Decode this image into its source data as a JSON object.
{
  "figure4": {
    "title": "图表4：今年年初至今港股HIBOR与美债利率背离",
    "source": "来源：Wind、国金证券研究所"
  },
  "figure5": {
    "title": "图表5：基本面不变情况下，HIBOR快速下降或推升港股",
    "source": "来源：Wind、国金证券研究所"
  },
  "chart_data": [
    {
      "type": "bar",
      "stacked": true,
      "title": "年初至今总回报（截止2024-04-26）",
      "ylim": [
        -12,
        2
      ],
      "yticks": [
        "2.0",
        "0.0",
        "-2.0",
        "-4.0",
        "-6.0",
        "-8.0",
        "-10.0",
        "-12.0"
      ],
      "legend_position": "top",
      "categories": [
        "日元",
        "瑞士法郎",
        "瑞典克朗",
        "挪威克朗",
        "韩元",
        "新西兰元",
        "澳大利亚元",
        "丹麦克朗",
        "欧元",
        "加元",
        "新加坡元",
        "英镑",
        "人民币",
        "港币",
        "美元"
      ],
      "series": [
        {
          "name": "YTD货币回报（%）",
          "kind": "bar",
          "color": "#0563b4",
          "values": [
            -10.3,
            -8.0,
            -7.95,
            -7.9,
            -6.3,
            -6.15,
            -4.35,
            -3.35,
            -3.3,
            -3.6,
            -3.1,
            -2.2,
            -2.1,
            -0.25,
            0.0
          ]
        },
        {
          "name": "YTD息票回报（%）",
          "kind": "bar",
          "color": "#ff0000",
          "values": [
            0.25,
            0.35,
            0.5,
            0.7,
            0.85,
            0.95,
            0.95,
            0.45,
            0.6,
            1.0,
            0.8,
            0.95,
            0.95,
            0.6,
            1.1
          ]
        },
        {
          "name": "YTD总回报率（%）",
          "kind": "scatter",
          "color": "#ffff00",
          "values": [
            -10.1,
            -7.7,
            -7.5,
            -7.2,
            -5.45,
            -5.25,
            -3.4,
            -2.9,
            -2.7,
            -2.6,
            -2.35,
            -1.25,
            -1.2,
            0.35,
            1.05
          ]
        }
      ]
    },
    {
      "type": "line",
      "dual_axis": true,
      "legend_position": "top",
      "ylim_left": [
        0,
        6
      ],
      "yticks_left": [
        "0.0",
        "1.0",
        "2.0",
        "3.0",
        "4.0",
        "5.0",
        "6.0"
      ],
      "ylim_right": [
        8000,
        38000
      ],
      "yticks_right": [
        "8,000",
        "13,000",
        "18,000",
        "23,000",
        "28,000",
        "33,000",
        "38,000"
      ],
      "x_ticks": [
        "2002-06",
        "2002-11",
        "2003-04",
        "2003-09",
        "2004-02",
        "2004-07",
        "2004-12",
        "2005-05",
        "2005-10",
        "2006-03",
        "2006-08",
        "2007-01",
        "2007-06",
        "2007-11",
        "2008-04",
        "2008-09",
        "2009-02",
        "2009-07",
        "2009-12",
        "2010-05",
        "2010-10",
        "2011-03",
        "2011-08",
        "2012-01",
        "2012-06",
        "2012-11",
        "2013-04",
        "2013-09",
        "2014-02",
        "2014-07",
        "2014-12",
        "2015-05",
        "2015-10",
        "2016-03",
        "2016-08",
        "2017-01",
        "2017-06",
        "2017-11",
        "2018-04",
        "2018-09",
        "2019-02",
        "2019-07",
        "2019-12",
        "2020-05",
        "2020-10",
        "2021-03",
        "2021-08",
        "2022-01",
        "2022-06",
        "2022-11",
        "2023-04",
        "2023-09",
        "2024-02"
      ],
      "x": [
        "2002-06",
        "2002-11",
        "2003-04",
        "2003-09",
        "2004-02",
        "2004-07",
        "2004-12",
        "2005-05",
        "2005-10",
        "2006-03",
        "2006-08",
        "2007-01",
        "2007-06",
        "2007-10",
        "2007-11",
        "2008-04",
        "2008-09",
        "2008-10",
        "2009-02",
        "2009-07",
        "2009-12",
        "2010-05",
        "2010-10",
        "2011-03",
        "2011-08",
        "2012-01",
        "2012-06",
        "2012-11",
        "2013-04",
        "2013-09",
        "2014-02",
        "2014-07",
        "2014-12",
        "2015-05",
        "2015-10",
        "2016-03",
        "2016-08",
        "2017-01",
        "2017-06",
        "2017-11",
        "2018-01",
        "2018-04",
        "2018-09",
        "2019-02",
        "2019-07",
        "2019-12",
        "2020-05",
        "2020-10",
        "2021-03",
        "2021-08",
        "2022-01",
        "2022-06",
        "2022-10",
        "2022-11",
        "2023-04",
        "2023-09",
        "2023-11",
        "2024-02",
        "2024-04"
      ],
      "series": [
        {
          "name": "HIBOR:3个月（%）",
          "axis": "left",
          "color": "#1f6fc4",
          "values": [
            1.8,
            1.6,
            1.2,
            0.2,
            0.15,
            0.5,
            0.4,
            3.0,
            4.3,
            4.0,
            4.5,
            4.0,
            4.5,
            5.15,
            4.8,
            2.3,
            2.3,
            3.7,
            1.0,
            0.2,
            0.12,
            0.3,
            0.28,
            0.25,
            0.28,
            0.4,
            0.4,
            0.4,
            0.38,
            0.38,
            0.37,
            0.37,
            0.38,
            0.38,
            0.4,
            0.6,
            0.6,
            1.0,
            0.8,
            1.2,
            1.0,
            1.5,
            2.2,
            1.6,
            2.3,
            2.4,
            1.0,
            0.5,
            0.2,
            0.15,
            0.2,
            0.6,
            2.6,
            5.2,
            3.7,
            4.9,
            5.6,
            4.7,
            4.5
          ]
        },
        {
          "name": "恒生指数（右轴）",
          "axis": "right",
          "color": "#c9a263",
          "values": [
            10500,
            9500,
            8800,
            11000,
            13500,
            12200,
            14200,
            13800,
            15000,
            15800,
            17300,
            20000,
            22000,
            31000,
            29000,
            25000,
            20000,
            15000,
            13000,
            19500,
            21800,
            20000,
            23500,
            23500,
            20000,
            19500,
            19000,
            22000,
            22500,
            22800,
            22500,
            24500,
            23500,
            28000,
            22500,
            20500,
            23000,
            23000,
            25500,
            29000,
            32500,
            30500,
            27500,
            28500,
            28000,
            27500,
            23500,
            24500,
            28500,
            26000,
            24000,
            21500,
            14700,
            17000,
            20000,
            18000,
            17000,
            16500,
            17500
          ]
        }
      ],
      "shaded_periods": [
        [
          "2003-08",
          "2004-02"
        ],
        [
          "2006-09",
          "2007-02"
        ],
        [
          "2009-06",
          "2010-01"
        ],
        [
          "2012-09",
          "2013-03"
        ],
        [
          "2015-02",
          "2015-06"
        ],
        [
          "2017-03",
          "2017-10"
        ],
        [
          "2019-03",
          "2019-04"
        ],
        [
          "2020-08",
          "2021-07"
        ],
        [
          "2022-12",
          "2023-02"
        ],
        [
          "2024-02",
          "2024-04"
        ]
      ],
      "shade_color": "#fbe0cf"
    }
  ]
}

##############################

What the task asks:
Please reproduce the entire listing, exactly as shown.

Written solution:
Decode this image into its source data as a JSON object.
{
  "figure4": {
    "title": "图表4：今年年初至今港股HIBOR与美债利率背离",
    "source": "来源：Wind、国金证券研究所"
  },
  "figure5": {
    "title": "图表5：基本面不变情况下，HIBOR快速下降或推升港股",
    "source": "来源：Wind、国金证券研究所"
  },
  "chart_data": [
    {
      "type": "bar",
      "stacked": true,
      "title": "年初至今总回报（截止2024-04-26）",
      "ylim": [
        -12,
        2
      ],
      "yticks": [
        "2.0",
        "0.0",
        "-2.0",
        "-4.0",
        "-6.0",
        "-8.0",
        "-10.0",
        "-12.0"
      ],
      "legend_position": "top",
      "categories": [
        "日元",
        "瑞士法郎",
        "瑞典克朗",
        "挪威克朗",
        "韩元",
        "新西兰元",
        "澳大利亚元",
        "丹麦克朗",
        "欧元",
        "加元",
        "新加坡元",
        "英镑",
        "人民币",
        "港币",
        "美元"
      ],
      "series": [
        {
          "name": "YTD货币回报（%）",
          "kind": "bar",
          "color": "#0563b4",
          "values": [
            -10.3,
            -8.0,
            -7.95,
            -7.9,
            -6.3,
            -6.15,
            -4.35,
            -3.35,
            -3.3,
            -3.6,
            -3.1,
            -2.2,
            -2.1,
            -0.25,
            0.0
          ]
        },
        {
          "name": "YTD息票回报（%）",
          "kind": "bar",
          "color": "#ff0000",
          "values": [
            0.25,
            0.35,
            0.5,
            0.7,
            0.85,
            0.95,
            0.95,
            0.45,
            0.6,
            1.0,
            0.8,
            0.95,
            0.95,
            0.6,
            1.1
          ]
        },
        {
          "name": "YTD总回报率（%）",
          "kind": "scatter",
          "color": "#ffff00",
          "values": [
            -10.1,
            -7.7,
            -7.5,
            -7.2,
            -5.45,
            -5.25,
            -3.4,
            -2.9,
            -2.7,
            -2.6,
            -2.35,
            -1.25,
            -1.2,
            0.35,
            1.05
          ]
        }
      ]
    },
    {
      "type": "line",
      "dual_axis": true,
      "legend_position": "top",
      "ylim_left": [
        0,
        6
      ],
      "yticks_left": [
        "0.0",
        "1.0",
        "2.0",
        "3.0",
        "4.0",
        "5.0",
        "6.0"
      ],
      "ylim_right": [
        8000,
        38000
      ],
      "yticks_right": [
        "8,000",
        "13,000",
        "18,000",
        "23,000",
        "28,000",
        "33,000",
        "38,000"
      ],
      "x_ticks": [
        "2002-06",
        "2002-11",
        "2003-04",
        "2003-09",
        "2004-02",
        "2004-07",
        "2004-12",
        "2005-05",
        "2005-10",
        "2006-03",
        "2006-08",
        "2007-01",
        "2007-06",
        "2007-11",
        "2008-04",
        "2008-09",
        "2009-02",
        "2009-07",
        "2009-12",
        "2010-05",
        "2010-10",
        "2011-03",
        "2011-08",
        "2012-01",
        "2012-06",
        "2012-11",
        "2013-04",
        "2013-09",
        "2014-02",
        "2014-07",
        "2014-12",
        "2015-05",
        "2015-10",
        "2016-03",
        "2016-08",
        "2017-01",
        "2017-06",
        "2017-11",
        "2018-04",
        "2018-09",
        "2019-02",
        "2019-07",
        "2019-12",
        "2020-05",
        "2020-10",
        "2021-03",
        "2021-08",
        "2022-01",
        "2022-06",
        "2022-11",
        "2023-04",
        "2023-09",
        "2024-02"
      ],
      "x": [
        "2002-06",
        "2002-11",
        "2003-04",
        "2003-09",
        "2004-02",
        "2004-07",
        "2004-12",
        "2005-05",
        "2005-10",
        "2006-03",
        "2006-08",
        "2007-01",
        "2007-06",
        "2007-10",
        "2007-11",
        "2008-04",
        "2008-09",
        "2008-10",
        "2009-02",
        "2009-07",
        "2009-12",
        "2010-05",
        "2010-10",
        "2011-03",
        "2011-08",
        "2012-01",
        "2012-06",
        "2012-11",
        "2013-04",
        "2013-09",
        "2014-02",
        "2014-07",
        "2014-12",
        "2015-05",
        "2015-10",
        "2016-03",
        "2016-08",
        "2017-01",
        "2017-06",
        "2017-11",
        "2018-01",
        "2018-04",
        "2018-09",
        "2019-02",
        "2019-07",
        "2019-12",
        "2020-05",
        "2020-10",
        "2021-03",
        "2021-08",
        "2022-01",
        "2022-06",
        "2022-10",
        "2022-11",
        "2023-04",
        "2023-09",
        "2023-11",
        "2024-02",
        "2024-04"
      ],
      "series": [
        {
          "name": "HIBOR:3个月（%）",
          "axis": "left",
          "color": "#1f6fc4",
          "values": [
            1.8,
            1.6,
            1.2,
            0.2,
            0.15,
            0.5,
            0.4,
            3.0,
            4.3,
            4.0,
            4.5,
            4.0,
            4.5,
            5.15,
            4.8,
            2.3,
            2.3,
            3.7,
            1.0,
            0.2,
            0.12,
            0.3,
            0.28,
            0.25,
            0.28,
            0.4,
            0.4,
            0.4,
            0.38,
            0.38,
            0.37,
            0.37,
            0.38,
            0.38,
            0.4,
            0.6,
            0.6,
            1.0,
            0.8,
            1.2,
            1.0,
            1.5,
            2.2,
            1.6,
            2.3,
            2.4,
            1.0,
            0.5,
            0.2,
            0.15,
            0.2,
            0.6,
            2.6,
            5.2,
            3.7,
            4.9,
            5.6,
            4.7,
            4.5
          ]
        },
        {
          "name": "恒生指数（右轴）",
          "axis": "right",
          "color": "#c9a263",
          "values": [
            10500,
            9500,
            8800,
            11000,
            13500,
            12200,
            14200,
            13800,
            15000,
            15800,
            17300,
            20000,
            22000,
            31000,
            29000,
            25000,
            20000,
            15000,
            13000,
            19500,
            21800,
            20000,
            23500,
            23500,
            20000,
            19500,
            19000,
            22000,
            22500,
            22800,
            22500,
            24500,
            23500,
            28000,
            22500,
            20500,
            23000,
            23000,
            25500,
            29000,
            32500,
            30500,
            27500,
            28500,
            28000,
            27500,
            23500,
            24500,
            28500,
            26000,
            24000,
            21500,
            14700,
            17000,
            20000,
            18000,
            17000,
            16500,
            17500
          ]
        }
      ],
      "shaded_periods": [
        [
          "2003-08",
          "2004-02"
        ],
        [
          "2006-09",
          "2007-02"
        ],
        [
          "2009-06",
          "2010-01"
        ],
        [
          "2012-09",
          "2013-03"
        ],
        [
          "2015-02",
          "2015-06"
        ],
        [
          "2017-03",
          "2017-10"
        ],
        [
          "2019-03",
          "2019-04"
        ],
        [
          "2020-08",
          "2021-07"
        ],
        [
          "2022-12",
          "2023-02"
        ],
        [
          "2024-02",
          "2024-04"
        ]
      ],
      "shade_color": "#fbe0cf"
    }
  ]
}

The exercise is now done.